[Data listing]
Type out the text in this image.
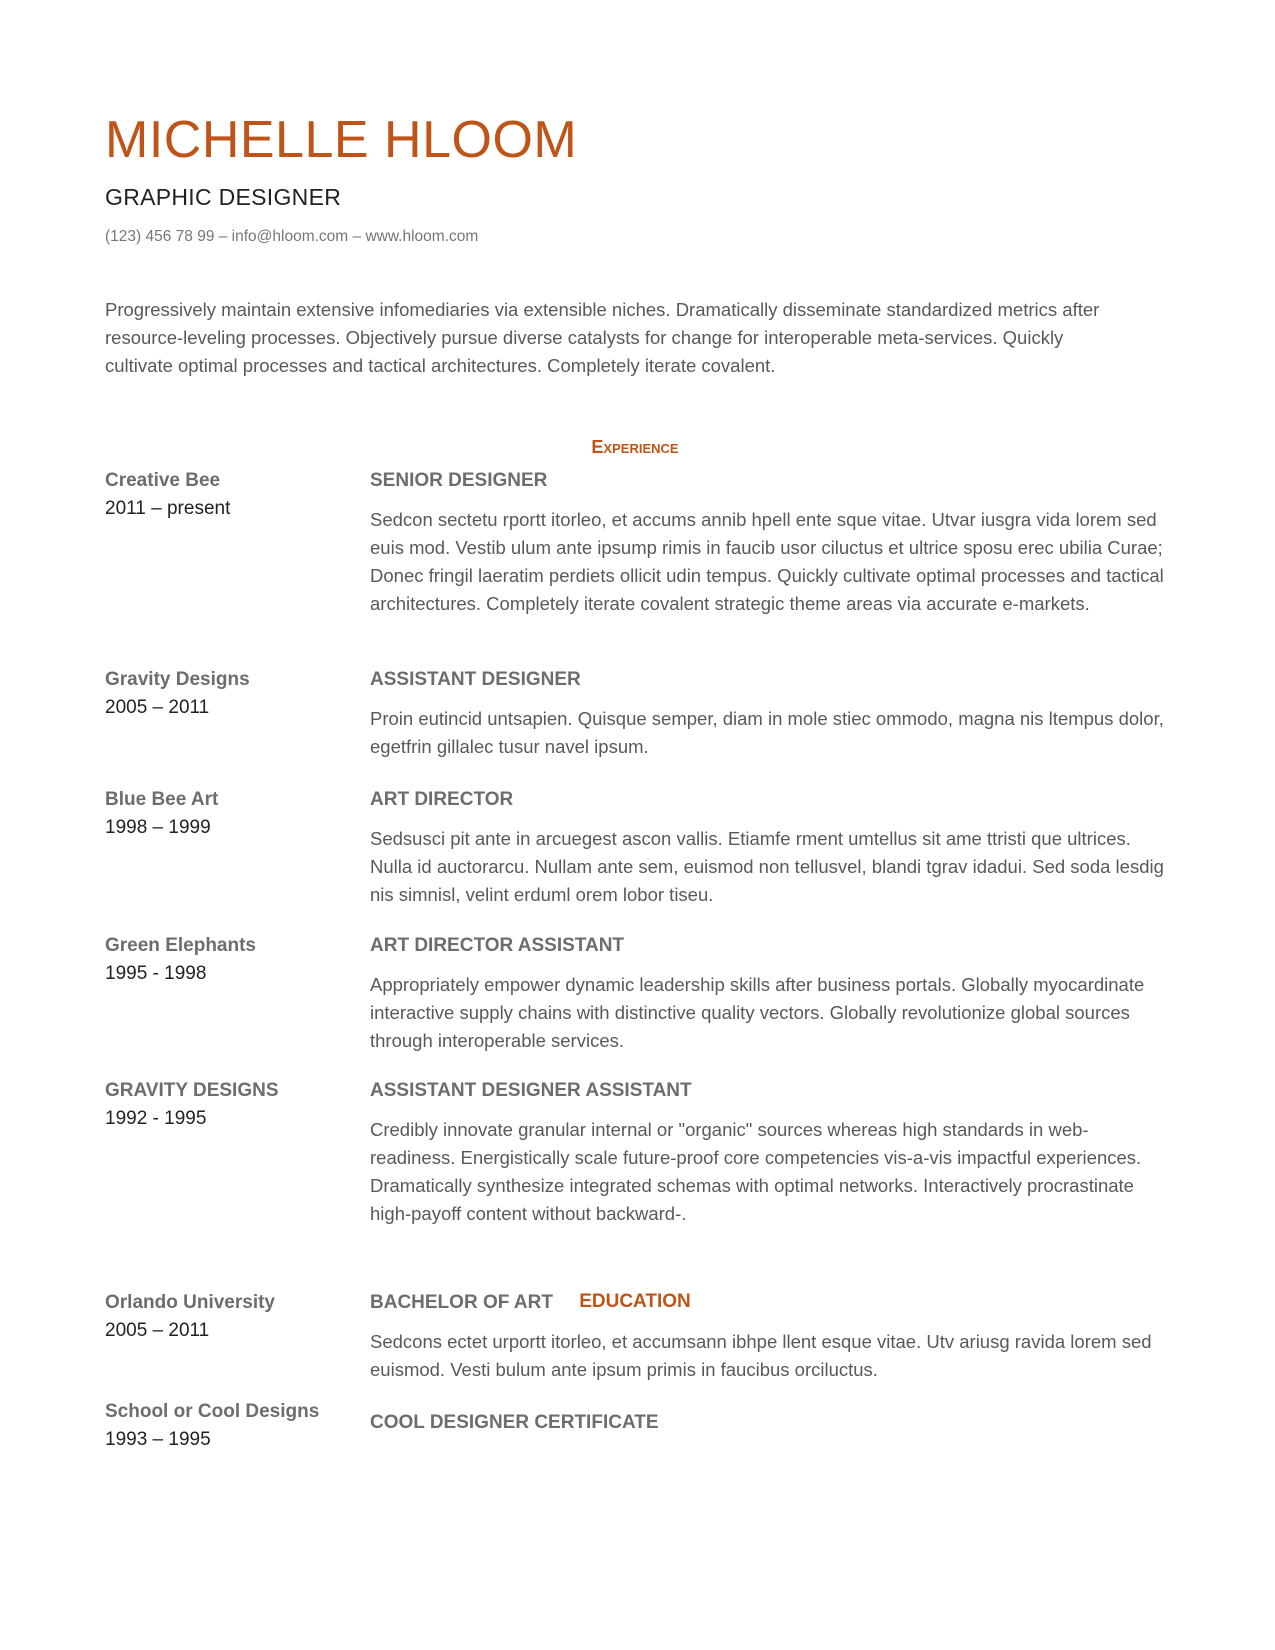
MICHELLE HLOOM
GRAPHIC DESIGNER
(123) 456 78 99 – info@hloom.com – www.hloom.com

Progressively maintain extensive infomediaries via extensible niches. Dramatically disseminate standardized metrics after resource-leveling processes. Objectively pursue diverse catalysts for change for interoperable meta-services. Quickly cultivate optimal processes and tactical architectures. Completely iterate covalent.

Experience
Creative Bee
2011 – present
SENIOR DESIGNER

Sedcon sectetu rportt itorleo, et accums annib hpell ente sque vitae. Utvar iusgra vida lorem sed euis mod. Vestib ulum ante ipsump rimis in faucib usor ciluctus et ultrice sposu erec ubilia Curae; Donec fringil laeratim perdiets ollicit udin tempus. Quickly cultivate optimal processes and tactical architectures. Completely iterate covalent strategic theme areas via accurate e-markets.

Gravity Designs
2005 – 2011
ASSISTANT DESIGNER

Proin eutincid untsapien. Quisque semper, diam in mole stiec ommodo, magna nis ltempus dolor, egetfrin gillalec tusur navel ipsum.

Blue Bee Art
1998 – 1999
ART DIRECTOR

Sedsusci pit ante in arcuegest ascon vallis. Etiamfe rment umtellus sit ame ttristi que ultrices. Nulla id auctorarcu. Nullam ante sem, euismod non tellusvel, blandi tgrav idadui. Sed soda lesdig nis simnisl, velint erduml orem lobor tiseu.

Green Elephants
1995 - 1998
ART DIRECTOR ASSISTANT

Appropriately empower dynamic leadership skills after business portals. Globally myocardinate interactive supply chains with distinctive quality vectors. Globally revolutionize global sources through interoperable services.

GRAVITY DESIGNS
1992 - 1995
ASSISTANT DESIGNER ASSISTANT

Credibly innovate granular internal or "organic" sources whereas high standards in web-readiness. Energistically scale future-proof core competencies vis-a-vis impactful experiences. Dramatically synthesize integrated schemas with optimal networks. Interactively procrastinate high-payoff content without backward-.

EDUCATION
Orlando University
2005 – 2011
BACHELOR OF ART

Sedcons ectet urportt itorleo, et accumsann ibhpe llent esque vitae. Utv ariusg ravida lorem sed euismod. Vesti bulum ante ipsum primis in faucibus orciluctus.

School or Cool Designs
1993 – 1995
COOL DESIGNER CERTIFICATE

**Exercise details**
Pick out each line containing "sources" and report it.

**Answer to this task**
Appropriately empower dynamic leadership skills after business portals. Globally myocardinate interactive supply chains with distinctive quality vectors. Globally revolutionize global sources through interoperable services.
Credibly innovate granular internal or "organic" sources whereas high standards in web-readiness. Energistically scale future-proof core competencies vis-a-vis impactful experiences. Dramatically synthesize integrated schemas with optimal networks. Interactively procrastinate high-payoff content without backward-.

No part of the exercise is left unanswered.